**EXERCISE MATERIALS:**

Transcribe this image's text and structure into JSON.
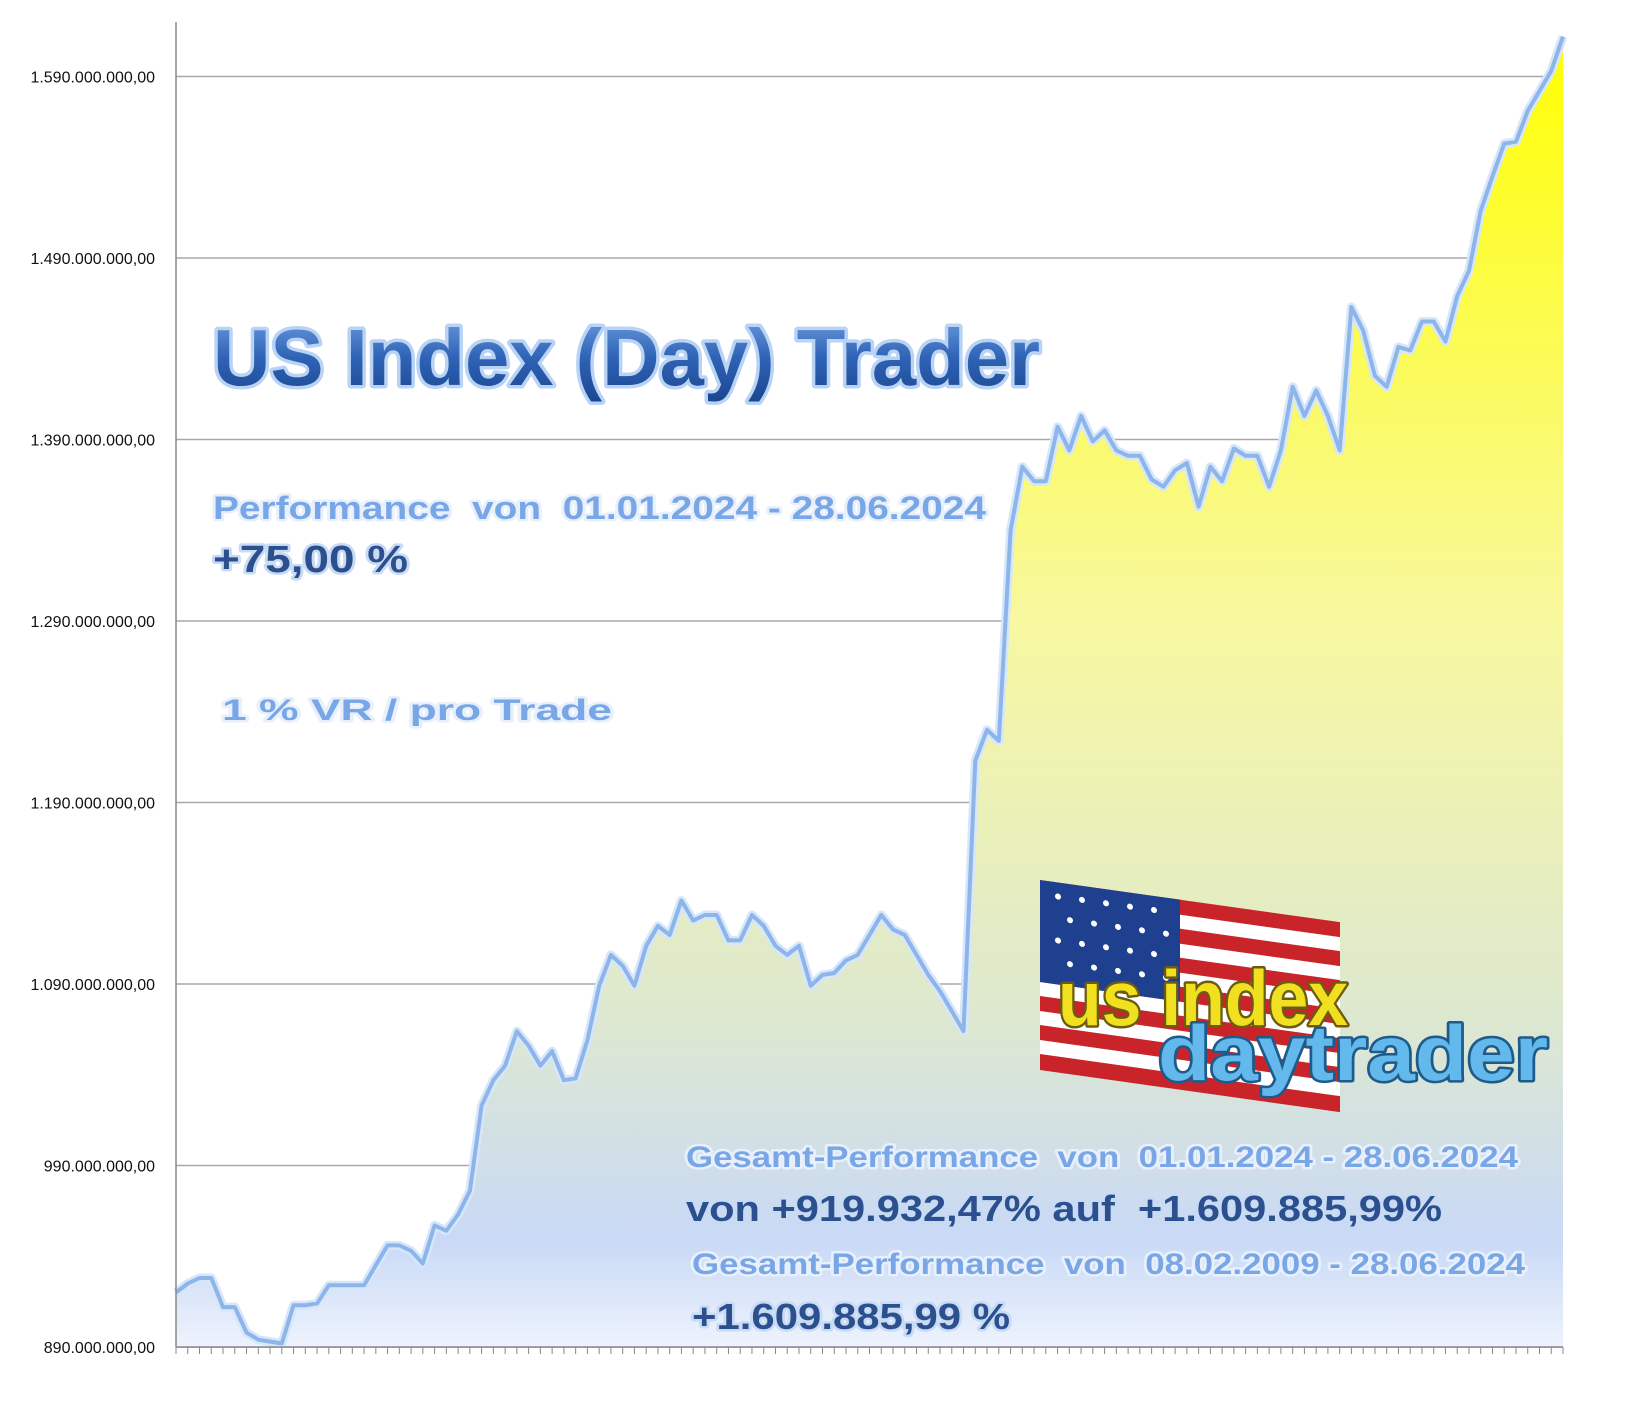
{
  "chart_data": {
    "type": "area",
    "annotations": [
      "US Index (Day) Trader",
      "Performance  von  01.01.2024 - 28.06.2024",
      "+75,00 %",
      "1 % VR / pro Trade",
      "us index",
      "daytrader",
      "Gesamt-Performance  von  01.01.2024 - 28.06.2024",
      "von +919.932,47% auf  +1.609.885,99%",
      "Gesamt-Performance  von  08.02.2009 - 28.06.2024",
      "+1.609.885,99 %"
    ],
    "categories": [
      null,
      null,
      null,
      null,
      null,
      null,
      null,
      null,
      null,
      null,
      null,
      null,
      null,
      null,
      null,
      null,
      null,
      null,
      null,
      null,
      null,
      null,
      null,
      null,
      null,
      null,
      null,
      null,
      null,
      null,
      null,
      null,
      null,
      null,
      null,
      null,
      null,
      null,
      null,
      null,
      null,
      null,
      null,
      null,
      null,
      null,
      null,
      null,
      null,
      null,
      null,
      null,
      null,
      null,
      null,
      null,
      null,
      null,
      null,
      null,
      null,
      null,
      null,
      null,
      null,
      null,
      null,
      null,
      null,
      null,
      null,
      null,
      null,
      null,
      null,
      null,
      null,
      null,
      null,
      null,
      null,
      null,
      null,
      null,
      null,
      null,
      null,
      null,
      null,
      null,
      null,
      null,
      null,
      null,
      null,
      null,
      null,
      null,
      null,
      null,
      null,
      null,
      null,
      null,
      null,
      null,
      null,
      null,
      null,
      null,
      null,
      null,
      null,
      null,
      null,
      null,
      null,
      null,
      null
    ],
    "values": [
      920000000,
      925000000,
      928000000,
      928000000,
      912000000,
      912000000,
      898000000,
      894000000,
      893000000,
      892000000,
      913000000,
      913000000,
      914000000,
      924000000,
      924000000,
      924000000,
      924000000,
      935000000,
      946000000,
      946000000,
      943000000,
      936000000,
      957000000,
      954000000,
      963000000,
      976000000,
      1023000000,
      1037000000,
      1045000000,
      1064000000,
      1056000000,
      1045000000,
      1053000000,
      1037000000,
      1038000000,
      1059000000,
      1089000000,
      1106000000,
      1100000000,
      1089000000,
      1111000000,
      1122000000,
      1117000000,
      1136000000,
      1125000000,
      1128000000,
      1128000000,
      1114000000,
      1114000000,
      1128000000,
      1122000000,
      1111000000,
      1106000000,
      1111000000,
      1089000000,
      1095000000,
      1096000000,
      1103000000,
      1106000000,
      1117000000,
      1128000000,
      1120000000,
      1117000000,
      1106000000,
      1095000000,
      1086000000,
      1075000000,
      1064000000,
      1213000000,
      1230000000,
      1224000000,
      1340000000,
      1375000000,
      1367000000,
      1367000000,
      1397000000,
      1384000000,
      1403000000,
      1389000000,
      1395000000,
      1384000000,
      1381000000,
      1381000000,
      1368000000,
      1364000000,
      1373000000,
      1377000000,
      1353000000,
      1375000000,
      1367000000,
      1385000000,
      1381000000,
      1381000000,
      1364000000,
      1384000000,
      1419000000,
      1403000000,
      1417000000,
      1403000000,
      1384000000,
      1463000000,
      1450000000,
      1425000000,
      1419000000,
      1441000000,
      1439000000,
      1455000000,
      1455000000,
      1444000000,
      1469000000,
      1483000000,
      1516000000,
      1535000000,
      1553000000,
      1554000000,
      1571000000,
      1582000000,
      1593000000,
      1612000000
    ],
    "color": "#ffff00",
    "line_color": "#8db5ea",
    "ylim": [
      890000000,
      1620000000
    ],
    "yticks": [
      {
        "value": 890000000,
        "label": "890.000.000,00"
      },
      {
        "value": 990000000,
        "label": "990.000.000,00"
      },
      {
        "value": 1090000000,
        "label": "1.090.000.000,00"
      },
      {
        "value": 1190000000,
        "label": "1.190.000.000,00"
      },
      {
        "value": 1290000000,
        "label": "1.290.000.000,00"
      },
      {
        "value": 1390000000,
        "label": "1.390.000.000,00"
      },
      {
        "value": 1490000000,
        "label": "1.490.000.000,00"
      },
      {
        "value": 1590000000,
        "label": "1.590.000.000,00"
      }
    ],
    "grid": true
  }
}
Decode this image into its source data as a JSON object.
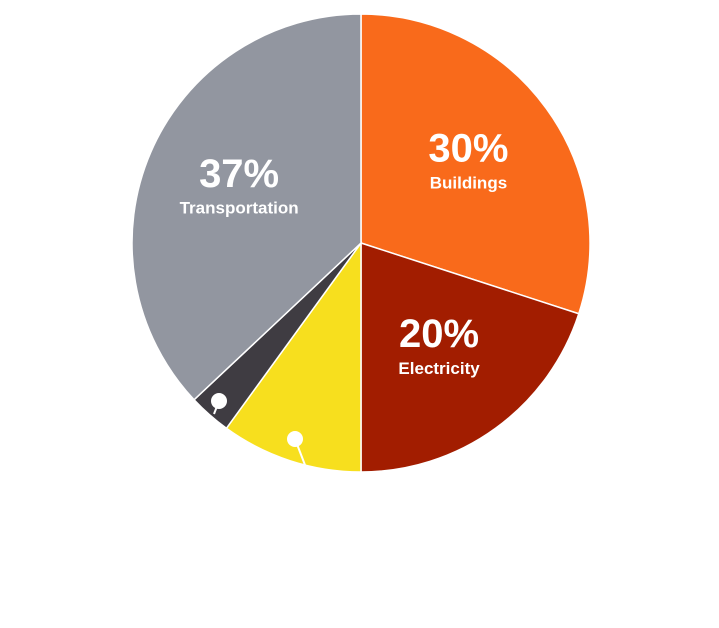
{
  "chart_data": {
    "type": "pie",
    "categories": [
      "Buildings",
      "Electricity",
      null,
      null,
      "Transportation"
    ],
    "values": [
      30,
      20,
      10,
      3,
      37
    ],
    "value_labels": [
      "30%",
      "20%",
      null,
      null,
      "37%"
    ],
    "colors": [
      "#f96a1b",
      "#a21d00",
      "#f7df1e",
      "#3f3c42",
      "#9296a0"
    ]
  }
}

**WORK INSTRUCTIONS:**
Reproduce the whole listing exactly, but not the images in it.

**FINISHED TASK:**
Transcribe this image's text and structure into JSON.
{
  "chart_data": {
    "type": "area",
    "annotations": [
      "US Index (Day) Trader",
      "Performance  von  01.01.2024 - 28.06.2024",
      "+75,00 %",
      "1 % VR / pro Trade",
      "us index",
      "daytrader",
      "Gesamt-Performance  von  01.01.2024 - 28.06.2024",
      "von +919.932,47% auf  +1.609.885,99%",
      "Gesamt-Performance  von  08.02.2009 - 28.06.2024",
      "+1.609.885,99 %"
    ],
    "categories": [
      null,
      null,
      null,
      null,
      null,
      null,
      null,
      null,
      null,
      null,
      null,
      null,
      null,
      null,
      null,
      null,
      null,
      null,
      null,
      null,
      null,
      null,
      null,
      null,
      null,
      null,
      null,
      null,
      null,
      null,
      null,
      null,
      null,
      null,
      null,
      null,
      null,
      null,
      null,
      null,
      null,
      null,
      null,
      null,
      null,
      null,
      null,
      null,
      null,
      null,
      null,
      null,
      null,
      null,
      null,
      null,
      null,
      null,
      null,
      null,
      null,
      null,
      null,
      null,
      null,
      null,
      null,
      null,
      null,
      null,
      null,
      null,
      null,
      null,
      null,
      null,
      null,
      null,
      null,
      null,
      null,
      null,
      null,
      null,
      null,
      null,
      null,
      null,
      null,
      null,
      null,
      null,
      null,
      null,
      null,
      null,
      null,
      null,
      null,
      null,
      null,
      null,
      null,
      null,
      null,
      null,
      null,
      null,
      null,
      null,
      null,
      null,
      null,
      null,
      null,
      null,
      null,
      null,
      null
    ],
    "values": [
      920000000,
      925000000,
      928000000,
      928000000,
      912000000,
      912000000,
      898000000,
      894000000,
      893000000,
      892000000,
      913000000,
      913000000,
      914000000,
      924000000,
      924000000,
      924000000,
      924000000,
      935000000,
      946000000,
      946000000,
      943000000,
      936000000,
      957000000,
      954000000,
      963000000,
      976000000,
      1023000000,
      1037000000,
      1045000000,
      1064000000,
      1056000000,
      1045000000,
      1053000000,
      1037000000,
      1038000000,
      1059000000,
      1089000000,
      1106000000,
      1100000000,
      1089000000,
      1111000000,
      1122000000,
      1117000000,
      1136000000,
      1125000000,
      1128000000,
      1128000000,
      1114000000,
      1114000000,
      1128000000,
      1122000000,
      1111000000,
      1106000000,
      1111000000,
      1089000000,
      1095000000,
      1096000000,
      1103000000,
      1106000000,
      1117000000,
      1128000000,
      1120000000,
      1117000000,
      1106000000,
      1095000000,
      1086000000,
      1075000000,
      1064000000,
      1213000000,
      1230000000,
      1224000000,
      1340000000,
      1375000000,
      1367000000,
      1367000000,
      1397000000,
      1384000000,
      1403000000,
      1389000000,
      1395000000,
      1384000000,
      1381000000,
      1381000000,
      1368000000,
      1364000000,
      1373000000,
      1377000000,
      1353000000,
      1375000000,
      1367000000,
      1385000000,
      1381000000,
      1381000000,
      1364000000,
      1384000000,
      1419000000,
      1403000000,
      1417000000,
      1403000000,
      1384000000,
      1463000000,
      1450000000,
      1425000000,
      1419000000,
      1441000000,
      1439000000,
      1455000000,
      1455000000,
      1444000000,
      1469000000,
      1483000000,
      1516000000,
      1535000000,
      1553000000,
      1554000000,
      1571000000,
      1582000000,
      1593000000,
      1612000000
    ],
    "color": "#ffff00",
    "line_color": "#8db5ea",
    "ylim": [
      890000000,
      1620000000
    ],
    "yticks": [
      {
        "value": 890000000,
        "label": "890.000.000,00"
      },
      {
        "value": 990000000,
        "label": "990.000.000,00"
      },
      {
        "value": 1090000000,
        "label": "1.090.000.000,00"
      },
      {
        "value": 1190000000,
        "label": "1.190.000.000,00"
      },
      {
        "value": 1290000000,
        "label": "1.290.000.000,00"
      },
      {
        "value": 1390000000,
        "label": "1.390.000.000,00"
      },
      {
        "value": 1490000000,
        "label": "1.490.000.000,00"
      },
      {
        "value": 1590000000,
        "label": "1.590.000.000,00"
      }
    ],
    "grid": true
  }
}
Decode this image into its source data as a JSON object.
{
  "chart_data": {
    "type": "pie",
    "categories": [
      "Buildings",
      "Electricity",
      null,
      null,
      "Transportation"
    ],
    "values": [
      30,
      20,
      10,
      3,
      37
    ],
    "value_labels": [
      "30%",
      "20%",
      null,
      null,
      "37%"
    ],
    "colors": [
      "#f96a1b",
      "#a21d00",
      "#f7df1e",
      "#3f3c42",
      "#9296a0"
    ]
  }
}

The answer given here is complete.